++++ SUPPLIED INFORMATION ++++

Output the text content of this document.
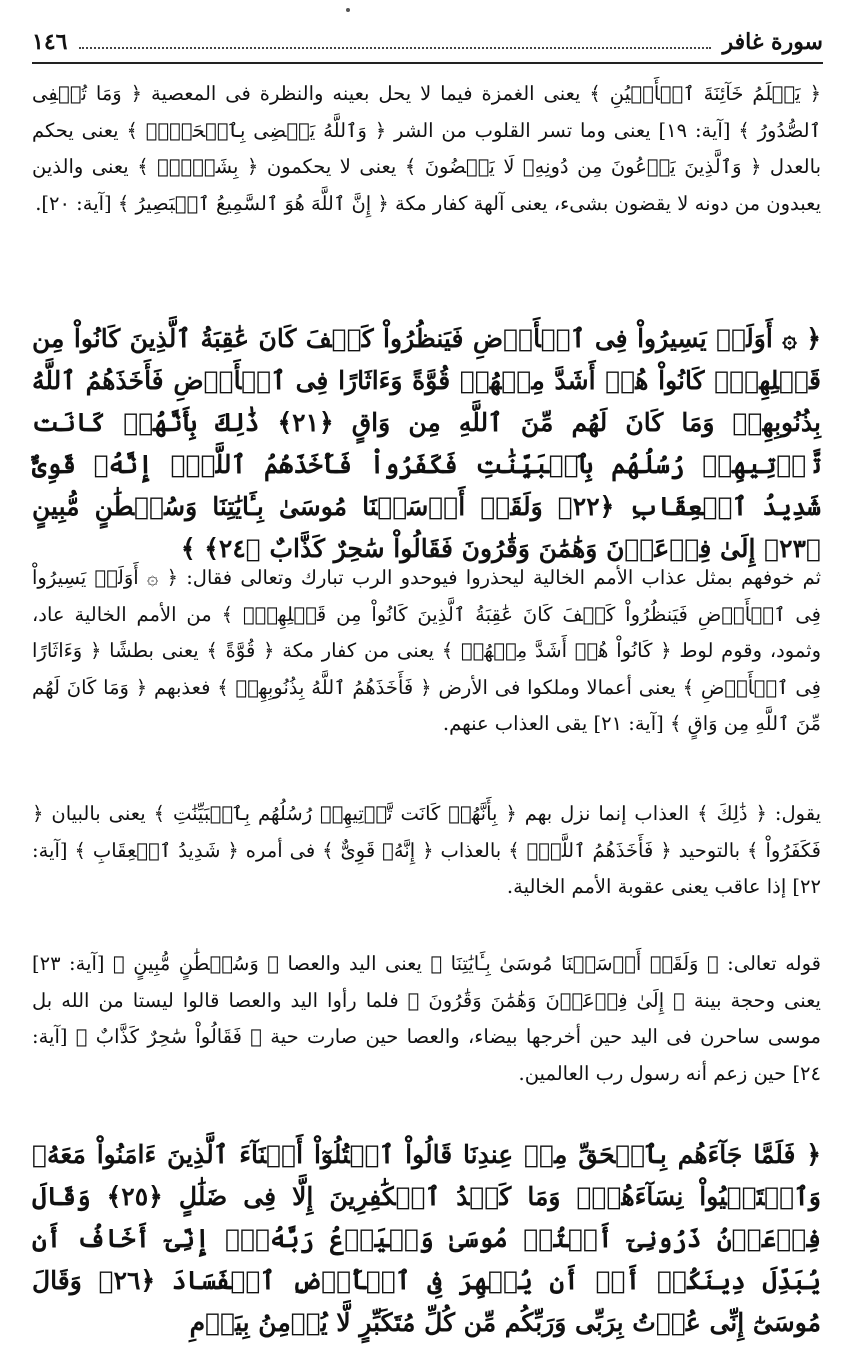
سورة غافر
١٤٦

﴿ يَعۡلَمُ خَآئِنَةَ ٱلۡأَعۡيُنِ ﴾ يعنى الغمزة فيما لا يحل بعينه والنظرة فى المعصية ﴿ وَمَا تُخۡفِى ٱلصُّدُورُ ﴾ [آية: ١٩] يعنى وما تسر القلوب من الشر ﴿ وَٱللَّهُ يَقۡضِى بِٱلۡحَقِّۖ ﴾ يعنى يحكم بالعدل ﴿ وَٱلَّذِينَ يَدۡعُونَ مِن دُونِهِۦ لَا يَقۡضُونَ ﴾ يعنى لا يحكمون ﴿ بِشَىۡءٍۗ ﴾ يعنى والذين يعبدون من دونه لا يقضون بشىء، يعنى آلهة كفار مكة ﴿ إِنَّ ٱللَّهَ هُوَ ٱلسَّمِيعُ ٱلۡبَصِيرُ ﴾ [آية: ٢٠].

﴿ ۞ أَوَلَمۡ يَسِيرُواْ فِى ٱلۡأَرۡضِ فَيَنظُرُواْ كَيۡفَ كَانَ عَٰقِبَةُ ٱلَّذِينَ كَانُواْ مِن قَبۡلِهِمۡۚ كَانُواْ هُمۡ أَشَدَّ مِنۡهُمۡ قُوَّةً وَءَاثَارًا فِى ٱلۡأَرۡضِ فَأَخَذَهُمُ ٱللَّهُ بِذُنُوبِهِمۡ وَمَا كَانَ لَهُم مِّنَ ٱللَّهِ مِن وَاقٍ ﴿٢١﴾ ذَٰلِكَ بِأَنَّهُمۡ كَانَت تَّأۡتِيهِمۡ رُسُلُهُم بِٱلۡبَيِّنَٰتِ فَكَفَرُواْ فَأَخَذَهُمُ ٱللَّهُۚ إِنَّهُۥ قَوِىٌّ شَدِيدُ ٱلۡعِقَابِ ﴿٢٢﴾ وَلَقَدۡ أَرۡسَلۡنَا مُوسَىٰ بِـَٔايَٰتِنَا وَسُلۡطَٰنٍ مُّبِينٍ ﴿٢٣﴾ إِلَىٰ فِرۡعَوۡنَ وَهَٰمَٰنَ وَقَٰرُونَ فَقَالُواْ سَٰحِرٌ كَذَّابٌ ﴿٢٤﴾ ﴾

ثم خوفهم بمثل عذاب الأمم الخالية ليحذروا فيوحدو الرب تبارك وتعالى فقال: ﴿ ۞ أَوَلَمۡ يَسِيرُواْ فِى ٱلۡأَرۡضِ فَيَنظُرُواْ كَيۡفَ كَانَ عَٰقِبَةُ ٱلَّذِينَ كَانُواْ مِن قَبۡلِهِمۡۚ ﴾ من الأمم الخالية عاد، وثمود، وقوم لوط ﴿ كَانُواْ هُمۡ أَشَدَّ مِنۡهُمۡ ﴾ يعنى من كفار مكة ﴿ قُوَّةً ﴾ يعنى بطشًا ﴿ وَءَاثَارًا فِى ٱلۡأَرۡضِ ﴾ يعنى أعمالا وملكوا فى الأرض ﴿ فَأَخَذَهُمُ ٱللَّهُ بِذُنُوبِهِمۡ ﴾ فعذبهم ﴿ وَمَا كَانَ لَهُم مِّنَ ٱللَّهِ مِن وَاقٍ ﴾ [آية: ٢١] يقى العذاب عنهم.

يقول: ﴿ ذَٰلِكَ ﴾ العذاب إنما نزل بهم ﴿ بِأَنَّهُمۡ كَانَت تَّأۡتِيهِمۡ رُسُلُهُم بِٱلۡبَيِّنَٰتِ ﴾ يعنى بالبيان ﴿ فَكَفَرُواْ ﴾ بالتوحيد ﴿ فَأَخَذَهُمُ ٱللَّهُۚ ﴾ بالعذاب ﴿ إِنَّهُۥ قَوِىٌّ ﴾ فى أمره ﴿ شَدِيدُ ٱلۡعِقَابِ ﴾ [آية: ٢٢] إذا عاقب يعنى عقوبة الأمم الخالية.

قوله تعالى: ﴿ وَلَقَدۡ أَرۡسَلۡنَا مُوسَىٰ بِـَٔايَٰتِنَا ﴾ يعنى اليد والعصا ﴿ وَسُلۡطَٰنٍ مُّبِينٍ ﴾ [آية: ٢٣] يعنى وحجة بينة ﴿ إِلَىٰ فِرۡعَوۡنَ وَهَٰمَٰنَ وَقَٰرُونَ ﴾ فلما رأوا اليد والعصا قالوا ليستا من الله بل موسى ساحرن فى اليد حين أخرجها بيضاء، والعصا حين صارت حية ﴿ فَقَالُواْ سَٰحِرٌ كَذَّابٌ ﴾ [آية: ٢٤] حين زعم أنه رسول رب العالمين.

﴿ فَلَمَّا جَآءَهُم بِٱلۡحَقِّ مِنۡ عِندِنَا قَالُواْ ٱقۡتُلُوٓاْ أَبۡنَآءَ ٱلَّذِينَ ءَامَنُواْ مَعَهُۥ وَٱسۡتَحۡيُواْ نِسَآءَهُمۡۚ وَمَا كَيۡدُ ٱلۡكَٰفِرِينَ إِلَّا فِى ضَلَٰلٍ ﴿٢٥﴾ وَقَالَ فِرۡعَوۡنُ ذَرُونِىٓ أَقۡتُلۡ مُوسَىٰ وَلۡيَدۡعُ رَبَّهُۥٓۖ إِنِّىٓ أَخَافُ أَن يُبَدِّلَ دِينَكُمۡ أَوۡ أَن يُظۡهِرَ فِى ٱلۡأَرۡضِ ٱلۡفَسَادَ ﴿٢٦﴾ وَقَالَ مُوسَىٰٓ إِنِّى عُذۡتُ بِرَبِّى وَرَبِّكُم مِّن كُلِّ مُتَكَبِّرٍ لَّا يُؤۡمِنُ بِيَوۡمِ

++++

■ **WHAT THE TASK REQUIRES**
Print the full listing exactly, dropping the pictures.

■ **FINAL RESULT**
Output the text content of this document.
سورة غافر
١٤٦

﴿ يَعۡلَمُ خَآئِنَةَ ٱلۡأَعۡيُنِ ﴾ يعنى الغمزة فيما لا يحل بعينه والنظرة فى المعصية ﴿ وَمَا تُخۡفِى ٱلصُّدُورُ ﴾ [آية: ١٩] يعنى وما تسر القلوب من الشر ﴿ وَٱللَّهُ يَقۡضِى بِٱلۡحَقِّۖ ﴾ يعنى يحكم بالعدل ﴿ وَٱلَّذِينَ يَدۡعُونَ مِن دُونِهِۦ لَا يَقۡضُونَ ﴾ يعنى لا يحكمون ﴿ بِشَىۡءٍۗ ﴾ يعنى والذين يعبدون من دونه لا يقضون بشىء، يعنى آلهة كفار مكة ﴿ إِنَّ ٱللَّهَ هُوَ ٱلسَّمِيعُ ٱلۡبَصِيرُ ﴾ [آية: ٢٠].

﴿ ۞ أَوَلَمۡ يَسِيرُواْ فِى ٱلۡأَرۡضِ فَيَنظُرُواْ كَيۡفَ كَانَ عَٰقِبَةُ ٱلَّذِينَ كَانُواْ مِن قَبۡلِهِمۡۚ كَانُواْ هُمۡ أَشَدَّ مِنۡهُمۡ قُوَّةً وَءَاثَارًا فِى ٱلۡأَرۡضِ فَأَخَذَهُمُ ٱللَّهُ بِذُنُوبِهِمۡ وَمَا كَانَ لَهُم مِّنَ ٱللَّهِ مِن وَاقٍ ﴿٢١﴾ ذَٰلِكَ بِأَنَّهُمۡ كَانَت تَّأۡتِيهِمۡ رُسُلُهُم بِٱلۡبَيِّنَٰتِ فَكَفَرُواْ فَأَخَذَهُمُ ٱللَّهُۚ إِنَّهُۥ قَوِىٌّ شَدِيدُ ٱلۡعِقَابِ ﴿٢٢﴾ وَلَقَدۡ أَرۡسَلۡنَا مُوسَىٰ بِـَٔايَٰتِنَا وَسُلۡطَٰنٍ مُّبِينٍ ﴿٢٣﴾ إِلَىٰ فِرۡعَوۡنَ وَهَٰمَٰنَ وَقَٰرُونَ فَقَالُواْ سَٰحِرٌ كَذَّابٌ ﴿٢٤﴾ ﴾

ثم خوفهم بمثل عذاب الأمم الخالية ليحذروا فيوحدو الرب تبارك وتعالى فقال: ﴿ ۞ أَوَلَمۡ يَسِيرُواْ فِى ٱلۡأَرۡضِ فَيَنظُرُواْ كَيۡفَ كَانَ عَٰقِبَةُ ٱلَّذِينَ كَانُواْ مِن قَبۡلِهِمۡۚ ﴾ من الأمم الخالية عاد، وثمود، وقوم لوط ﴿ كَانُواْ هُمۡ أَشَدَّ مِنۡهُمۡ ﴾ يعنى من كفار مكة ﴿ قُوَّةً ﴾ يعنى بطشًا ﴿ وَءَاثَارًا فِى ٱلۡأَرۡضِ ﴾ يعنى أعمالا وملكوا فى الأرض ﴿ فَأَخَذَهُمُ ٱللَّهُ بِذُنُوبِهِمۡ ﴾ فعذبهم ﴿ وَمَا كَانَ لَهُم مِّنَ ٱللَّهِ مِن وَاقٍ ﴾ [آية: ٢١] يقى العذاب عنهم.

يقول: ﴿ ذَٰلِكَ ﴾ العذاب إنما نزل بهم ﴿ بِأَنَّهُمۡ كَانَت تَّأۡتِيهِمۡ رُسُلُهُم بِٱلۡبَيِّنَٰتِ ﴾ يعنى بالبيان ﴿ فَكَفَرُواْ ﴾ بالتوحيد ﴿ فَأَخَذَهُمُ ٱللَّهُۚ ﴾ بالعذاب ﴿ إِنَّهُۥ قَوِىٌّ ﴾ فى أمره ﴿ شَدِيدُ ٱلۡعِقَابِ ﴾ [آية: ٢٢] إذا عاقب يعنى عقوبة الأمم الخالية.

قوله تعالى: ﴿ وَلَقَدۡ أَرۡسَلۡنَا مُوسَىٰ بِـَٔايَٰتِنَا ﴾ يعنى اليد والعصا ﴿ وَسُلۡطَٰنٍ مُّبِينٍ ﴾ [آية: ٢٣] يعنى وحجة بينة ﴿ إِلَىٰ فِرۡعَوۡنَ وَهَٰمَٰنَ وَقَٰرُونَ ﴾ فلما رأوا اليد والعصا قالوا ليستا من الله بل موسى ساحرن فى اليد حين أخرجها بيضاء، والعصا حين صارت حية ﴿ فَقَالُواْ سَٰحِرٌ كَذَّابٌ ﴾ [آية: ٢٤] حين زعم أنه رسول رب العالمين.

﴿ فَلَمَّا جَآءَهُم بِٱلۡحَقِّ مِنۡ عِندِنَا قَالُواْ ٱقۡتُلُوٓاْ أَبۡنَآءَ ٱلَّذِينَ ءَامَنُواْ مَعَهُۥ وَٱسۡتَحۡيُواْ نِسَآءَهُمۡۚ وَمَا كَيۡدُ ٱلۡكَٰفِرِينَ إِلَّا فِى ضَلَٰلٍ ﴿٢٥﴾ وَقَالَ فِرۡعَوۡنُ ذَرُونِىٓ أَقۡتُلۡ مُوسَىٰ وَلۡيَدۡعُ رَبَّهُۥٓۖ إِنِّىٓ أَخَافُ أَن يُبَدِّلَ دِينَكُمۡ أَوۡ أَن يُظۡهِرَ فِى ٱلۡأَرۡضِ ٱلۡفَسَادَ ﴿٢٦﴾ وَقَالَ مُوسَىٰٓ إِنِّى عُذۡتُ بِرَبِّى وَرَبِّكُم مِّن كُلِّ مُتَكَبِّرٍ لَّا يُؤۡمِنُ بِيَوۡمِ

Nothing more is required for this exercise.